## Records for processing
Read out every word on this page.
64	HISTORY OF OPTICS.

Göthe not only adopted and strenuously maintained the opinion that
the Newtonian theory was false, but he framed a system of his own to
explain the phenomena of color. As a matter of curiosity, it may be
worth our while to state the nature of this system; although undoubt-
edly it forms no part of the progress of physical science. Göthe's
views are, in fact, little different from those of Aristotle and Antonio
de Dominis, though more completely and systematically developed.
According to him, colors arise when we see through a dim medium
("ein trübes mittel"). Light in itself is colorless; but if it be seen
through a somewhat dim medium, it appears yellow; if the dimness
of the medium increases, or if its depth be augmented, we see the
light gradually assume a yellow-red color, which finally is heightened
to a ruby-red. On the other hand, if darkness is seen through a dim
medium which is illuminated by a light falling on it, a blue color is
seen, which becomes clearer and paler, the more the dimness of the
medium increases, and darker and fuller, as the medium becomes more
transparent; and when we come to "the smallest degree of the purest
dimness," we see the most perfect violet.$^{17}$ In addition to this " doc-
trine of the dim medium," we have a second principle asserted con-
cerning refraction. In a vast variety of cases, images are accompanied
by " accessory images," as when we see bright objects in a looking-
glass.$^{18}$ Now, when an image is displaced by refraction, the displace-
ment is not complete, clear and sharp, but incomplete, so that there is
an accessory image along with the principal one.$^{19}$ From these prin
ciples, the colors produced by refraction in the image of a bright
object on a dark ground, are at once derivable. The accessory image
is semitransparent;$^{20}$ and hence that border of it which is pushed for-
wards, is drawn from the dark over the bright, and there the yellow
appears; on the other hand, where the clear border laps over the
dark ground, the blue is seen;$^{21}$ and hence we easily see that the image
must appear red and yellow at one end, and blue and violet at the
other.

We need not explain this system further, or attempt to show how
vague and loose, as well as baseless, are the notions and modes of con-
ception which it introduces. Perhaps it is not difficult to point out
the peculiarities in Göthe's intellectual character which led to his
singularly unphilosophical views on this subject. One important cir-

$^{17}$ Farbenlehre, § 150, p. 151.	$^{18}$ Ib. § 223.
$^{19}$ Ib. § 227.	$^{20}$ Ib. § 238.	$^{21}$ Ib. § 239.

## Problem requirements
Looking at the listing above, how many of its lines contain the string "increases"? Give the number alone.

## Complete output
2